Passage given:
--------------------
University or Department Policies

o All university and departmental policies affecting student work, appeals, and grievances, as outlined in the Graduate Catalog and/or Department Handbook will apply, unless otherwise indicated in this syllabus.

Support Services

There are many available support services for graduate students including the Graduate Center, Regional Centers, Libraries, Computer Center, Media Center,

Writing Center, Counseling Center, and International Center. See the Graduate

Catalog for more details.

In addition to these there is the Learning Enrichment Center. Students in this course who have a disability that might prevent them from fully demonstrating their abilities should meet with an advisor in the Learning Enrichment Center as soon as possible to initiate disability verification and discuss accommodations that may be necessary to ensure full participation in the successful completion of course requirements.

Writing Assignments: papers are due on assigned dates. All assignments should be:

• Times New Roman or Cambria, single spaced, 12 point

• 1 inch margins

• Titled, Name and date in right upper corner,

• Page numbers in right lower corner

• single spaced

Late assignments will be deducted 5% for each week late (1 week late = 5% deduction, 2 weeks = 10% deduction). After 2 weeks they receive a zero. If late please note at the top left “1 week” or “2 weeks”.

Study time: In a 15 week course, students earn one unit of credit for an average of three and a half hours of work per week, including online class time, over the length of a regular 15 week semester. The expected total course time for one class is between 120-160 hours. The general rule of thumb is that a Module requires at least three hours of work off line for each hour the student spends online in class each week. In an online course there is less face to face time (Usually 1 ½ hours per week), but the total of 8-10 hours per week remains.

The aim of a course is not to kill you with stress but create a positive learning environment. Your workload should not be excessively more or excessively less, despite the drivenness of the culture around. Learning a healthy work-life balance is part of the graduate experience. Work hard, play hard!

In the MATUL it is easy for local leaders to wish to use the foreigner as an extra worker in the ministry. To succeed in your studies, church involvement should be limited to Sundays and one night per week. Your primary objective is not to respond to every request for ministry but to complete your masters, learning as you go. You are strongly advised to advise your pastor that you are restricted to Sunday activities and one other night.
--------------------
Data supplied:

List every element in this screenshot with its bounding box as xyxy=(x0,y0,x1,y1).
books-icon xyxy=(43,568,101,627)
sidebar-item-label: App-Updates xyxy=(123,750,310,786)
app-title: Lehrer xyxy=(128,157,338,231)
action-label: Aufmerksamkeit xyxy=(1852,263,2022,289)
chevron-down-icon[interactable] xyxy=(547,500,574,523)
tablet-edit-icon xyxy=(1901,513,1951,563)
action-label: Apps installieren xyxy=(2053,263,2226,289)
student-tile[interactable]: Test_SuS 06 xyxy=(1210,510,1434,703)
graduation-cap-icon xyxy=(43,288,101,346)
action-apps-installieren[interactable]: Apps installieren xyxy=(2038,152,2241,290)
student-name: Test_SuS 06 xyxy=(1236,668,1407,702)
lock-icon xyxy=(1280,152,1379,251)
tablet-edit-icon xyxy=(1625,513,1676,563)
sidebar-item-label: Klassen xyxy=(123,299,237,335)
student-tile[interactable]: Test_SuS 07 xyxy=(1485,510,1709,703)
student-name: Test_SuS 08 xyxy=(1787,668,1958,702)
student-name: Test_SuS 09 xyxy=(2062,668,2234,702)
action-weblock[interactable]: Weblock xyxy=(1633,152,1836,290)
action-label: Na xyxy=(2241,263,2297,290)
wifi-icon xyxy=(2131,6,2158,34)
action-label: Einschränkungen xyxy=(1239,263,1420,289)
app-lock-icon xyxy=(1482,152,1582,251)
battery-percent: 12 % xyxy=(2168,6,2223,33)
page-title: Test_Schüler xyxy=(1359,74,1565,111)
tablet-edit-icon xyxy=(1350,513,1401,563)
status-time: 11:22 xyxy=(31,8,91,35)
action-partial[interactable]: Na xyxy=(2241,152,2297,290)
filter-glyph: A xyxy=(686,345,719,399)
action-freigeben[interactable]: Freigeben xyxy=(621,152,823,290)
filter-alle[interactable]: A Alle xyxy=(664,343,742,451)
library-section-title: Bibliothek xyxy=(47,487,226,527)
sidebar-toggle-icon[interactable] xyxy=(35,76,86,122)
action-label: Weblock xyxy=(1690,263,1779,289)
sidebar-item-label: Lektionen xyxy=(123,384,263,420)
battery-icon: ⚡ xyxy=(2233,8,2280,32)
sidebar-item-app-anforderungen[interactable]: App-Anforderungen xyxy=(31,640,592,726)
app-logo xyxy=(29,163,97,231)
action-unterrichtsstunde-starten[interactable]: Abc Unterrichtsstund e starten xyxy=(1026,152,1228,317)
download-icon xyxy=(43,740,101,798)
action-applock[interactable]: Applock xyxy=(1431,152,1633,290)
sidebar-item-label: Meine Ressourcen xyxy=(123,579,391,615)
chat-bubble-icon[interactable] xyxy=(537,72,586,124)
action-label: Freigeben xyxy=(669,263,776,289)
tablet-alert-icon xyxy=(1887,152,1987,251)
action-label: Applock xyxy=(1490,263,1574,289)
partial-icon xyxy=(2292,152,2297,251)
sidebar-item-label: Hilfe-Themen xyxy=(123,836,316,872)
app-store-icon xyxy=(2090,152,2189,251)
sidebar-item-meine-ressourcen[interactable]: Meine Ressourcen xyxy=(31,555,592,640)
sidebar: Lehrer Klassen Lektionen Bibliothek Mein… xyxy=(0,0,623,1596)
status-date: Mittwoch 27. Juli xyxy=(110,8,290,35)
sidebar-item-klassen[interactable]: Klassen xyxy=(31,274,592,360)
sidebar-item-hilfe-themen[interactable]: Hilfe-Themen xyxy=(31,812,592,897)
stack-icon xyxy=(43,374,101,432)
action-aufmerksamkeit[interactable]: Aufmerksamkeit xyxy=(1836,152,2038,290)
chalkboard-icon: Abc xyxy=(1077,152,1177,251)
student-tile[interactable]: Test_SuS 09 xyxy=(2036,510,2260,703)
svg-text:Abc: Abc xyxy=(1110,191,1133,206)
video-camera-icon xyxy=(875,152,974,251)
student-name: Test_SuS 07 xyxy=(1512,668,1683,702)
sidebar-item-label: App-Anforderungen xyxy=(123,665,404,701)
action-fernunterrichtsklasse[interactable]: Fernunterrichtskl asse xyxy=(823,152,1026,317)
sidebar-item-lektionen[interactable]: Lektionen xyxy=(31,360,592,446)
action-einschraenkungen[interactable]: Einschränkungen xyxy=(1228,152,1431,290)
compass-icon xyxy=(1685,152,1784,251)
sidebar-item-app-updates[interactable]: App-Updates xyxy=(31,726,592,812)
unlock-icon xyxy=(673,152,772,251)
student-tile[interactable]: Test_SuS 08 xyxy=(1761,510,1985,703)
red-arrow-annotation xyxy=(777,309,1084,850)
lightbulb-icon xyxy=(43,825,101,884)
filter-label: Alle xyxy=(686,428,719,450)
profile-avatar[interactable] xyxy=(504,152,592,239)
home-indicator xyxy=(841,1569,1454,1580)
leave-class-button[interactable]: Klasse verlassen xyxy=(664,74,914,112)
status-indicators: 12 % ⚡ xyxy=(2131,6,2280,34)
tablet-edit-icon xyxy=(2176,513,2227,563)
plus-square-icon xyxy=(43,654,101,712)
--------------------
Requirements:
- 1) Copy out the rows from the first one through the line that holds "action-label: Apps installieren", including both ends.
- 2) Carry on the syllabus passage from the point where it stops.

Expected outputs:
- 1)
List every element in this screenshot with its bounding box as xyxy=(x0,y0,x1,y1).
books-icon xyxy=(43,568,101,627)
sidebar-item-label: App-Updates xyxy=(123,750,310,786)
app-title: Lehrer xyxy=(128,157,338,231)
action-label: Aufmerksamkeit xyxy=(1852,263,2022,289)
chevron-down-icon[interactable] xyxy=(547,500,574,523)
tablet-edit-icon xyxy=(1901,513,1951,563)
action-label: Apps installieren xyxy=(2053,263,2226,289)

- 2)
5 Academic Integrity: The mission of Azusa Pacific University includes cultivating in each student not only the academic skills that are required for a university degree, but also the characteristics of academic integrity that are integral to a sound Christian education. It is therefore part of the mission of the university to nurture in each student a sense of moral responsibility consistent with the biblical teachings of honesty and accountability. Furthermore, a breach of academic integrity is viewed not merely as a private matter between the student and an instructor but rather as an act which is fundamentally inconsistent with the purpose and mission of the entire university. A complete copy of the Academic Integrity Policy is available in the Office of Student Life, the Office of the Vice Provost for Undergraduate Programs, and online.

6 References to author and text must be included whenever the author is quoted or ideas used. This is simple respect. Use the APA6 Author-Date system. It is required that you get a copy of EndNote from IMT or the Library for keeping your references over the years. It will do most of the formatting for you.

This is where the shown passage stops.